» THE REQUEST:
The records below should be written out again, exactly.
--- Begin STORED RECORDS ---
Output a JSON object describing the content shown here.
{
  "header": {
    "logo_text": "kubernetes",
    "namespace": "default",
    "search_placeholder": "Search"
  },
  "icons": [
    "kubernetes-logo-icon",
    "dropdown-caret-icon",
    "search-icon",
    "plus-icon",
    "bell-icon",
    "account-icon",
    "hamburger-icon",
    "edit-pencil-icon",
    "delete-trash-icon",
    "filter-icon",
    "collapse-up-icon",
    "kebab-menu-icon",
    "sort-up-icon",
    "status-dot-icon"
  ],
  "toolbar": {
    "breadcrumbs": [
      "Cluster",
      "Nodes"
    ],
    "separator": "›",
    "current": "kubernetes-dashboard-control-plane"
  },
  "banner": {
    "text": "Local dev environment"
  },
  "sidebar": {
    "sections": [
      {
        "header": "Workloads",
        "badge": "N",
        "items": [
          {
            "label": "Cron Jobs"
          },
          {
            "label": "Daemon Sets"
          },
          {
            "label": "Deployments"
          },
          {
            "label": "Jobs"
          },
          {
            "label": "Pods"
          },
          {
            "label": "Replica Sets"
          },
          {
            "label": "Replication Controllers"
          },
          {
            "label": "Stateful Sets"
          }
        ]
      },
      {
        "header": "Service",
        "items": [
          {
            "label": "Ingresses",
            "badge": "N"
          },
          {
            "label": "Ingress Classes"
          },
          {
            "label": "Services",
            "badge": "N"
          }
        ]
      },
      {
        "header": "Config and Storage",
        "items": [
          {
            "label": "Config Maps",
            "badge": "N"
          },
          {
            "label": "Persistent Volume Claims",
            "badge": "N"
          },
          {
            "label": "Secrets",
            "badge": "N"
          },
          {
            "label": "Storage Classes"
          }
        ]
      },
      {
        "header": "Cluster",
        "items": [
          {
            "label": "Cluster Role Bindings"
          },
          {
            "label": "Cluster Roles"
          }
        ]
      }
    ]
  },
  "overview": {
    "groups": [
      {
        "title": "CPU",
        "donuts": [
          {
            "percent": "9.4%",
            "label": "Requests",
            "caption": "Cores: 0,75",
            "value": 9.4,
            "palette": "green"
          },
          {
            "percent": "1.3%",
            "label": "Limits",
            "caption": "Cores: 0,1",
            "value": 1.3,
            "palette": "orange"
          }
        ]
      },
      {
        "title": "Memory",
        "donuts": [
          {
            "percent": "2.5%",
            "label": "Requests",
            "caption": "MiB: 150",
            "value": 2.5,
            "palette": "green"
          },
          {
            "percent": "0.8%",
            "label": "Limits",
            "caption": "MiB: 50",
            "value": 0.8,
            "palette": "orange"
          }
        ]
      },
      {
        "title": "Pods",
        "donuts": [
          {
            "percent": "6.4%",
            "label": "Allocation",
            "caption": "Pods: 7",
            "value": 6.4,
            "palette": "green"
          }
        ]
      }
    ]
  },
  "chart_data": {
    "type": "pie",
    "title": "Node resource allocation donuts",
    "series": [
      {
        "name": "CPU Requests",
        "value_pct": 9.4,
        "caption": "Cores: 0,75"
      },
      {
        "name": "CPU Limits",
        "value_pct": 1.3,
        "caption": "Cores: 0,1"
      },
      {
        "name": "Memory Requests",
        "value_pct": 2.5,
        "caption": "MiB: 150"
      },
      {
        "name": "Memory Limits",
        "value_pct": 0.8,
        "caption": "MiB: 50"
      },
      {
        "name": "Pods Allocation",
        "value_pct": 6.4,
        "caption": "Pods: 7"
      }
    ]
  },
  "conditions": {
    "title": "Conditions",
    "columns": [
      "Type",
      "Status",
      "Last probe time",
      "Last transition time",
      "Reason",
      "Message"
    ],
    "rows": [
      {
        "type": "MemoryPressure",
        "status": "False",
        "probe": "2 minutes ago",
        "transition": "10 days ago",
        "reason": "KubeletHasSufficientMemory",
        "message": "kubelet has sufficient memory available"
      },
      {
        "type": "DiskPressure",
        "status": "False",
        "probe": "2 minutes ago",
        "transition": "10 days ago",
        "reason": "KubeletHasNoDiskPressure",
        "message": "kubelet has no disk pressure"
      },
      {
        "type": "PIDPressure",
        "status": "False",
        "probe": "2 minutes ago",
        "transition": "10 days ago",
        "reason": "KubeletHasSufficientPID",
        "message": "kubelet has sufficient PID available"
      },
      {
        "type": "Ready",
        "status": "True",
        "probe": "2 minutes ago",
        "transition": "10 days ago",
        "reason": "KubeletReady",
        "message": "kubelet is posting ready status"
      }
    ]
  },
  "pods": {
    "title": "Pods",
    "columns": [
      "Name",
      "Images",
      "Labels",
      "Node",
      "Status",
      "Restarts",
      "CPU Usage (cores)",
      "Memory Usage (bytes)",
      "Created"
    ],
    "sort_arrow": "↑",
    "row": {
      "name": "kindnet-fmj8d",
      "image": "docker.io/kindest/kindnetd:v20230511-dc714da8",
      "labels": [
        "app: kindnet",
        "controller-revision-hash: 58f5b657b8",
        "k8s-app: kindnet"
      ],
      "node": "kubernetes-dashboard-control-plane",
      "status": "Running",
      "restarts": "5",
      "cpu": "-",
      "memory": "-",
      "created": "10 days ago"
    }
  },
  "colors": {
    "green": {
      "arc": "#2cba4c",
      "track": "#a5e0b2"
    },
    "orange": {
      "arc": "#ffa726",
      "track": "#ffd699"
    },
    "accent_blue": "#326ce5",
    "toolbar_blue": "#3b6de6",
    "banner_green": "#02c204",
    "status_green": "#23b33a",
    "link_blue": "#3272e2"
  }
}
--- End STORED RECORDS ---
» THE RESPONSE:
Output a JSON object describing the content shown here.
{
  "header": {
    "logo_text": "kubernetes",
    "namespace": "default",
    "search_placeholder": "Search"
  },
  "icons": [
    "kubernetes-logo-icon",
    "dropdown-caret-icon",
    "search-icon",
    "plus-icon",
    "bell-icon",
    "account-icon",
    "hamburger-icon",
    "edit-pencil-icon",
    "delete-trash-icon",
    "filter-icon",
    "collapse-up-icon",
    "kebab-menu-icon",
    "sort-up-icon",
    "status-dot-icon"
  ],
  "toolbar": {
    "breadcrumbs": [
      "Cluster",
      "Nodes"
    ],
    "separator": "›",
    "current": "kubernetes-dashboard-control-plane"
  },
  "banner": {
    "text": "Local dev environment"
  },
  "sidebar": {
    "sections": [
      {
        "header": "Workloads",
        "badge": "N",
        "items": [
          {
            "label": "Cron Jobs"
          },
          {
            "label": "Daemon Sets"
          },
          {
            "label": "Deployments"
          },
          {
            "label": "Jobs"
          },
          {
            "label": "Pods"
          },
          {
            "label": "Replica Sets"
          },
          {
            "label": "Replication Controllers"
          },
          {
            "label": "Stateful Sets"
          }
        ]
      },
      {
        "header": "Service",
        "items": [
          {
            "label": "Ingresses",
            "badge": "N"
          },
          {
            "label": "Ingress Classes"
          },
          {
            "label": "Services",
            "badge": "N"
          }
        ]
      },
      {
        "header": "Config and Storage",
        "items": [
          {
            "label": "Config Maps",
            "badge": "N"
          },
          {
            "label": "Persistent Volume Claims",
            "badge": "N"
          },
          {
            "label": "Secrets",
            "badge": "N"
          },
          {
            "label": "Storage Classes"
          }
        ]
      },
      {
        "header": "Cluster",
        "items": [
          {
            "label": "Cluster Role Bindings"
          },
          {
            "label": "Cluster Roles"
          }
        ]
      }
    ]
  },
  "overview": {
    "groups": [
      {
        "title": "CPU",
        "donuts": [
          {
            "percent": "9.4%",
            "label": "Requests",
            "caption": "Cores: 0,75",
            "value": 9.4,
            "palette": "green"
          },
          {
            "percent": "1.3%",
            "label": "Limits",
            "caption": "Cores: 0,1",
            "value": 1.3,
            "palette": "orange"
          }
        ]
      },
      {
        "title": "Memory",
        "donuts": [
          {
            "percent": "2.5%",
            "label": "Requests",
            "caption": "MiB: 150",
            "value": 2.5,
            "palette": "green"
          },
          {
            "percent": "0.8%",
            "label": "Limits",
            "caption": "MiB: 50",
            "value": 0.8,
            "palette": "orange"
          }
        ]
      },
      {
        "title": "Pods",
        "donuts": [
          {
            "percent": "6.4%",
            "label": "Allocation",
            "caption": "Pods: 7",
            "value": 6.4,
            "palette": "green"
          }
        ]
      }
    ]
  },
  "chart_data": {
    "type": "pie",
    "title": "Node resource allocation donuts",
    "series": [
      {
        "name": "CPU Requests",
        "value_pct": 9.4,
        "caption": "Cores: 0,75"
      },
      {
        "name": "CPU Limits",
        "value_pct": 1.3,
        "caption": "Cores: 0,1"
      },
      {
        "name": "Memory Requests",
        "value_pct": 2.5,
        "caption": "MiB: 150"
      },
      {
        "name": "Memory Limits",
        "value_pct": 0.8,
        "caption": "MiB: 50"
      },
      {
        "name": "Pods Allocation",
        "value_pct": 6.4,
        "caption": "Pods: 7"
      }
    ]
  },
  "conditions": {
    "title": "Conditions",
    "columns": [
      "Type",
      "Status",
      "Last probe time",
      "Last transition time",
      "Reason",
      "Message"
    ],
    "rows": [
      {
        "type": "MemoryPressure",
        "status": "False",
        "probe": "2 minutes ago",
        "transition": "10 days ago",
        "reason": "KubeletHasSufficientMemory",
        "message": "kubelet has sufficient memory available"
      },
      {
        "type": "DiskPressure",
        "status": "False",
        "probe": "2 minutes ago",
        "transition": "10 days ago",
        "reason": "KubeletHasNoDiskPressure",
        "message": "kubelet has no disk pressure"
      },
      {
        "type": "PIDPressure",
        "status": "False",
        "probe": "2 minutes ago",
        "transition": "10 days ago",
        "reason": "KubeletHasSufficientPID",
        "message": "kubelet has sufficient PID available"
      },
      {
        "type": "Ready",
        "status": "True",
        "probe": "2 minutes ago",
        "transition": "10 days ago",
        "reason": "KubeletReady",
        "message": "kubelet is posting ready status"
      }
    ]
  },
  "pods": {
    "title": "Pods",
    "columns": [
      "Name",
      "Images",
      "Labels",
      "Node",
      "Status",
      "Restarts",
      "CPU Usage (cores)",
      "Memory Usage (bytes)",
      "Created"
    ],
    "sort_arrow": "↑",
    "row": {
      "name": "kindnet-fmj8d",
      "image": "docker.io/kindest/kindnetd:v20230511-dc714da8",
      "labels": [
        "app: kindnet",
        "controller-revision-hash: 58f5b657b8",
        "k8s-app: kindnet"
      ],
      "node": "kubernetes-dashboard-control-plane",
      "status": "Running",
      "restarts": "5",
      "cpu": "-",
      "memory": "-",
      "created": "10 days ago"
    }
  },
  "colors": {
    "green": {
      "arc": "#2cba4c",
      "track": "#a5e0b2"
    },
    "orange": {
      "arc": "#ffa726",
      "track": "#ffd699"
    },
    "accent_blue": "#326ce5",
    "toolbar_blue": "#3b6de6",
    "banner_green": "#02c204",
    "status_green": "#23b33a",
    "link_blue": "#3272e2"
  }
}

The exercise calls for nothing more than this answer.